Check each line of the material below, and copy it if it holds the string "annotation".

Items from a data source

——————

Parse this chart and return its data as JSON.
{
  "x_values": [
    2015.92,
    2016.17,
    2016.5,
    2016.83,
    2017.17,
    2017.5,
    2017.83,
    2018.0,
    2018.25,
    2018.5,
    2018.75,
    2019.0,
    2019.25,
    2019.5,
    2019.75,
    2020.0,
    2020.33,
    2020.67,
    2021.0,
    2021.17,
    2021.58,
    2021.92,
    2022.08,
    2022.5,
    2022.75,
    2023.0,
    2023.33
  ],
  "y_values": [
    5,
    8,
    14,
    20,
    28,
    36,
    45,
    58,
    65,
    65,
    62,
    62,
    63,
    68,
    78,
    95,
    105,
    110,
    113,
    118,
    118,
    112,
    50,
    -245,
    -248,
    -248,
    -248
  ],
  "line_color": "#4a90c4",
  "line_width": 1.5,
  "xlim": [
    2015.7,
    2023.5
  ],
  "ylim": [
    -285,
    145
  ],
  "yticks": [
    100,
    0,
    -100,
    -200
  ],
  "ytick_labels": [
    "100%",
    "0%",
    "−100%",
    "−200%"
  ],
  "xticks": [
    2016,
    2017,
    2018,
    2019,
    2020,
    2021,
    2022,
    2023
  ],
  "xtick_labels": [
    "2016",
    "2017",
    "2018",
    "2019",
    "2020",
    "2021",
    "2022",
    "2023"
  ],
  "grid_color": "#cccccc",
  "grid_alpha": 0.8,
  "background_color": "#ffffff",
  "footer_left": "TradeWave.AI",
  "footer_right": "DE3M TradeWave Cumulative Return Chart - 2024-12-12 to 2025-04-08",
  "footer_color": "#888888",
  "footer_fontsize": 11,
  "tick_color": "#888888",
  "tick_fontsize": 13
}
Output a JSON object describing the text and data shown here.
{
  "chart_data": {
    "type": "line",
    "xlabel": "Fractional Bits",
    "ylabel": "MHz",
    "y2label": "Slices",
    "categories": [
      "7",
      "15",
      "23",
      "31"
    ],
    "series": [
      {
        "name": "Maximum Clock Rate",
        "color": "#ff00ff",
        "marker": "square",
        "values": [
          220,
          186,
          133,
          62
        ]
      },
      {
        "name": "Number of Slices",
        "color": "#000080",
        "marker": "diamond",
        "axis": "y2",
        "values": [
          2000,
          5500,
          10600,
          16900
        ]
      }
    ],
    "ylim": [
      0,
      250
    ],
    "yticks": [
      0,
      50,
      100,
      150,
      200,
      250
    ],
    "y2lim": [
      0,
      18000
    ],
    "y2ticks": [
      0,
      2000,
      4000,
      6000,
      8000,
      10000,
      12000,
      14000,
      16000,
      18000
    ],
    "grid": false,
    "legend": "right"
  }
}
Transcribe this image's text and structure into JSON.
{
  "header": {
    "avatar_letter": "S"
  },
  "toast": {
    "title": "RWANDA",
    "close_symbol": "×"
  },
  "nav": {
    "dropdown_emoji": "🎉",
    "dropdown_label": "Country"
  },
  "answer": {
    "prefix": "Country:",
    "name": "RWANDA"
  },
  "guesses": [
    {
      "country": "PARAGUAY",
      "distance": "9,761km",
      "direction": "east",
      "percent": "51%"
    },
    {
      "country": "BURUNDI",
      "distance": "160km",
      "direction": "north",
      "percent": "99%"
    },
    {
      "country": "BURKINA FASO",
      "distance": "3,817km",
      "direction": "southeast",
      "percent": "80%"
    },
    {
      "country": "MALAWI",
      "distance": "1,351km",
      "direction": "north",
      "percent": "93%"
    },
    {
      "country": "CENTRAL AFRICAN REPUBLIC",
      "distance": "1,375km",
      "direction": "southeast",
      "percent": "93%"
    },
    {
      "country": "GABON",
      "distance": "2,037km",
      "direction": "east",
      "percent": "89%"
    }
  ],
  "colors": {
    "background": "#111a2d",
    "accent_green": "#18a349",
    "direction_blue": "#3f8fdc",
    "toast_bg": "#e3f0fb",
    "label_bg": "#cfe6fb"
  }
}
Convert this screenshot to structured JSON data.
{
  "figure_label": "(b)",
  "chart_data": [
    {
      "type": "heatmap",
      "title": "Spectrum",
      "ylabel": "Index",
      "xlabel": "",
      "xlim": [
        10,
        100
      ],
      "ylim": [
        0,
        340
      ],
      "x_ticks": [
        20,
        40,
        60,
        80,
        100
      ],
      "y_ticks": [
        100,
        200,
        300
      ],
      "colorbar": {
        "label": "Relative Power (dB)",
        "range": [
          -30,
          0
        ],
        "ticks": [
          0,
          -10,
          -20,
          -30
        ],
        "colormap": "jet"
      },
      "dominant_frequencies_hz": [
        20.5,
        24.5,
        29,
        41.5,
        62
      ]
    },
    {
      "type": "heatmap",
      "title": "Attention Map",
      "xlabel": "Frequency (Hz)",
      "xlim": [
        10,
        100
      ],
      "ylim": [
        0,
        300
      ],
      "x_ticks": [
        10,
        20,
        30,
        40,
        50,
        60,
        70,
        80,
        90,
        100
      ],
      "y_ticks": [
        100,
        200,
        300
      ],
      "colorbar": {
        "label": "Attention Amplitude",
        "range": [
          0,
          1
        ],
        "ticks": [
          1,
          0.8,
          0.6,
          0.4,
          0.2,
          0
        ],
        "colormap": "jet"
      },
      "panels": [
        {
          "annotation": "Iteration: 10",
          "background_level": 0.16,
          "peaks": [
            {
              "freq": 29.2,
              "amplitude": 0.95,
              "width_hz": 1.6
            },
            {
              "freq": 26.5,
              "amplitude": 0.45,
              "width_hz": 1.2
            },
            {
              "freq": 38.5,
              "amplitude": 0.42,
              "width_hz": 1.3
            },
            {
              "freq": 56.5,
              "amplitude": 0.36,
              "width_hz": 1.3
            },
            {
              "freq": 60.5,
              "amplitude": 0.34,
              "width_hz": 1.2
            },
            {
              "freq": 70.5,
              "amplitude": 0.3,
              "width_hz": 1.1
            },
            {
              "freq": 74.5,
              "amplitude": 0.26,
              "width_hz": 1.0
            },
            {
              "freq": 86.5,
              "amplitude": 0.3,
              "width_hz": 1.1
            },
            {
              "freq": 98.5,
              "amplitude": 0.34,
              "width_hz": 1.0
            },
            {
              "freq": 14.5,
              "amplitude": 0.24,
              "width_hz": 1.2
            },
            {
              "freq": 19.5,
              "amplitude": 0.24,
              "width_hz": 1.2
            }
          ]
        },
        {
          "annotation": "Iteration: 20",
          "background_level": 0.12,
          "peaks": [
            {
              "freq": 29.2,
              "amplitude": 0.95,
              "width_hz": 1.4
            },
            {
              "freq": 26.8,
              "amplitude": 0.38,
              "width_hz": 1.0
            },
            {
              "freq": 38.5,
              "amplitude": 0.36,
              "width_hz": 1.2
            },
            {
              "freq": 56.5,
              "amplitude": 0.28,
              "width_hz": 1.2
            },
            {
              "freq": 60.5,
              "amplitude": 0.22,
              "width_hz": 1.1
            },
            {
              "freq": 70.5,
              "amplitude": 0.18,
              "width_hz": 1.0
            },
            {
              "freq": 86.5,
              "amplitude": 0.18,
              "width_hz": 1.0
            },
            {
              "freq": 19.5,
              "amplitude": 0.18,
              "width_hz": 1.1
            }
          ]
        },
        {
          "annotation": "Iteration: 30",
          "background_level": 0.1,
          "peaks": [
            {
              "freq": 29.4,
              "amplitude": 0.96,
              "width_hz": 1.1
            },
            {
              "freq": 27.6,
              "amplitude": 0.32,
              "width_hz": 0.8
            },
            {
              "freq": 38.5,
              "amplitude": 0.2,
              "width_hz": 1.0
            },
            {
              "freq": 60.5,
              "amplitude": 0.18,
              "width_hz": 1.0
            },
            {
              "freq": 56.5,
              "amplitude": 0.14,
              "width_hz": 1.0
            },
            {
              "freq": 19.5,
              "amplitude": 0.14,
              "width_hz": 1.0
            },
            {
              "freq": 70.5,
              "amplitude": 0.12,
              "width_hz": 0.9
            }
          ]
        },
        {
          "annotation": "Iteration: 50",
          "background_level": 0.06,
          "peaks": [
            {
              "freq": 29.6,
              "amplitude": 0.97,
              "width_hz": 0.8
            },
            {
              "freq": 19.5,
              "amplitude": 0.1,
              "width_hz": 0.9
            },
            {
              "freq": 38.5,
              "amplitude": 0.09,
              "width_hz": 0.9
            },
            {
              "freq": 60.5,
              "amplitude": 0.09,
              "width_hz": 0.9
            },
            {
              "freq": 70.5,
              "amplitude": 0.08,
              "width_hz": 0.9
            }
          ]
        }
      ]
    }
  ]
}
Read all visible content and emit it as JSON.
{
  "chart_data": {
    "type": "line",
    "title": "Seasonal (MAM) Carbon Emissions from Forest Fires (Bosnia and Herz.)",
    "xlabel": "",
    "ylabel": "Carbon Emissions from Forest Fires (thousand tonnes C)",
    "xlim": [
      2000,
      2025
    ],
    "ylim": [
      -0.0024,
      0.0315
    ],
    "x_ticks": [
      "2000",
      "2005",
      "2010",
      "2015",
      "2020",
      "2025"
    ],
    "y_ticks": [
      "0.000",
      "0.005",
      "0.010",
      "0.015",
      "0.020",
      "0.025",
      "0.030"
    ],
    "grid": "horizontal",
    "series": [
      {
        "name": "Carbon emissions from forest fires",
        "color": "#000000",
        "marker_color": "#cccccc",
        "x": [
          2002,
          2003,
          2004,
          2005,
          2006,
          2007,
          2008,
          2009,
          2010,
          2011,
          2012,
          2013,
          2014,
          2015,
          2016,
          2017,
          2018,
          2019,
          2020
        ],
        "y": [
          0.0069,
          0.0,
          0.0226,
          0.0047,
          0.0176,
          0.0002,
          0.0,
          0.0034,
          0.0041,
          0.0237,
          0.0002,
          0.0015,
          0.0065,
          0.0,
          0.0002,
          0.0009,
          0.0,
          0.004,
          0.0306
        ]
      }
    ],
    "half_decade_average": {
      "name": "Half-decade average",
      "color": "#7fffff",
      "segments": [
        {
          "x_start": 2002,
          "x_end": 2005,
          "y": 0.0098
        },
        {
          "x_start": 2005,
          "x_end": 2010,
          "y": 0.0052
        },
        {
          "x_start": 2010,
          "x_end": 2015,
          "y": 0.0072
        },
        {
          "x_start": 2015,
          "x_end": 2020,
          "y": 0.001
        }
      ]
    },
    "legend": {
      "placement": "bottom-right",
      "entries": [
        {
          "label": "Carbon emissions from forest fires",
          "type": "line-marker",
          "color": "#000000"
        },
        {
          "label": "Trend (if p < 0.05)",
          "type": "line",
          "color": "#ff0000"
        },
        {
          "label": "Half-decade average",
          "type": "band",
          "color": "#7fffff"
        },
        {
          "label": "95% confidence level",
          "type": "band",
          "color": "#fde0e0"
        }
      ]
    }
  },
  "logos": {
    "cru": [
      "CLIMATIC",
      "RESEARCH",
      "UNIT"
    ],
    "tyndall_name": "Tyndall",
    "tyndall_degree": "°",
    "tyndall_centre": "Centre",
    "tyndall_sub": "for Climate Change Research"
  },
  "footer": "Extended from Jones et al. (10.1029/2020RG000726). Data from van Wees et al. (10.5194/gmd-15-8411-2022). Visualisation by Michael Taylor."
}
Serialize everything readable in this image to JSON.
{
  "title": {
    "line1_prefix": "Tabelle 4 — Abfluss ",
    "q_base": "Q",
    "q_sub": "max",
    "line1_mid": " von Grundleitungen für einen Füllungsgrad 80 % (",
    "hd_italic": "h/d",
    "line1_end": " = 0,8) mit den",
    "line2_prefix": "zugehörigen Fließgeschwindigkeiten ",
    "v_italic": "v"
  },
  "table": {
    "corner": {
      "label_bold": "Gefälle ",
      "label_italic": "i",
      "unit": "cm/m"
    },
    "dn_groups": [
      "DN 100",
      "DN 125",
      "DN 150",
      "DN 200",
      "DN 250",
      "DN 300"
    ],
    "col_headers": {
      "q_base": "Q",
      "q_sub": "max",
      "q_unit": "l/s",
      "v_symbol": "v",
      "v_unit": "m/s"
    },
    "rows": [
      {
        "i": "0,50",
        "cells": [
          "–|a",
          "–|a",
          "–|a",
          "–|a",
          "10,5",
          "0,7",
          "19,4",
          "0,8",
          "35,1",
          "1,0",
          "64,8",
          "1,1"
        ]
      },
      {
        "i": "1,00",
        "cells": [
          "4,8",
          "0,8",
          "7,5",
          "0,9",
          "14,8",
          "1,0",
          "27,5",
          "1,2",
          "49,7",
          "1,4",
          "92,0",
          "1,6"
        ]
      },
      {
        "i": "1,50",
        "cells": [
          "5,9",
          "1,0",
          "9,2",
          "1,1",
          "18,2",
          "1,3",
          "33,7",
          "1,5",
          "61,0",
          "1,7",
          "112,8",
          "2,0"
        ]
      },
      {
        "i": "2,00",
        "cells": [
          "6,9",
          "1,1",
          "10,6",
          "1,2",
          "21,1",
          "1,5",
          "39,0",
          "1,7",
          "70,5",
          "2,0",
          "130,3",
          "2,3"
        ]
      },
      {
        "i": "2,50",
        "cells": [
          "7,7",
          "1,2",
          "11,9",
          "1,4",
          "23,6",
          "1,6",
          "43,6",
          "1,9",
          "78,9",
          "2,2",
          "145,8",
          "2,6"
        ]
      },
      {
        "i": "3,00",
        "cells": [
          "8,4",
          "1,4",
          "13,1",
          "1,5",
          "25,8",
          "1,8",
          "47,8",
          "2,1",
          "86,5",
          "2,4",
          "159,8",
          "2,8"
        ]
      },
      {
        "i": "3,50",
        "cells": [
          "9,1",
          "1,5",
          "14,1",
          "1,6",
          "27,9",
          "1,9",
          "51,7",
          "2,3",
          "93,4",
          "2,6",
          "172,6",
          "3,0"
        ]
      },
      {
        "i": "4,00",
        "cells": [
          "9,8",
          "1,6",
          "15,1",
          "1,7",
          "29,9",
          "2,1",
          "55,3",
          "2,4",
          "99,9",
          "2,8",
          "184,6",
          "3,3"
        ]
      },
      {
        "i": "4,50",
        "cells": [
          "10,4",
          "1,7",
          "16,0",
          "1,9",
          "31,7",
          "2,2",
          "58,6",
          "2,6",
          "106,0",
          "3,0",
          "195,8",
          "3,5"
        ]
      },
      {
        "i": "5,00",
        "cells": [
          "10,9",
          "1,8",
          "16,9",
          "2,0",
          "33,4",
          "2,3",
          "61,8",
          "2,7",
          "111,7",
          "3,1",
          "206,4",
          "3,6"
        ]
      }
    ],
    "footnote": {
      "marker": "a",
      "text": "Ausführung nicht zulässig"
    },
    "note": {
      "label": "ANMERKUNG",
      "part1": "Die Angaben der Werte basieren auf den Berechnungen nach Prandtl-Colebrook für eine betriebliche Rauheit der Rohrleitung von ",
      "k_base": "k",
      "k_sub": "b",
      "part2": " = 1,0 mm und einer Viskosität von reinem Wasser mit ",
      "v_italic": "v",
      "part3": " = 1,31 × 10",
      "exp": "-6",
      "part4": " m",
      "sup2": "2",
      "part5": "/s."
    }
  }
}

——————

• **Exercise result**:
          "annotation": "Iteration: 10",
          "annotation": "Iteration: 20",
          "annotation": "Iteration: 30",
          "annotation": "Iteration: 50",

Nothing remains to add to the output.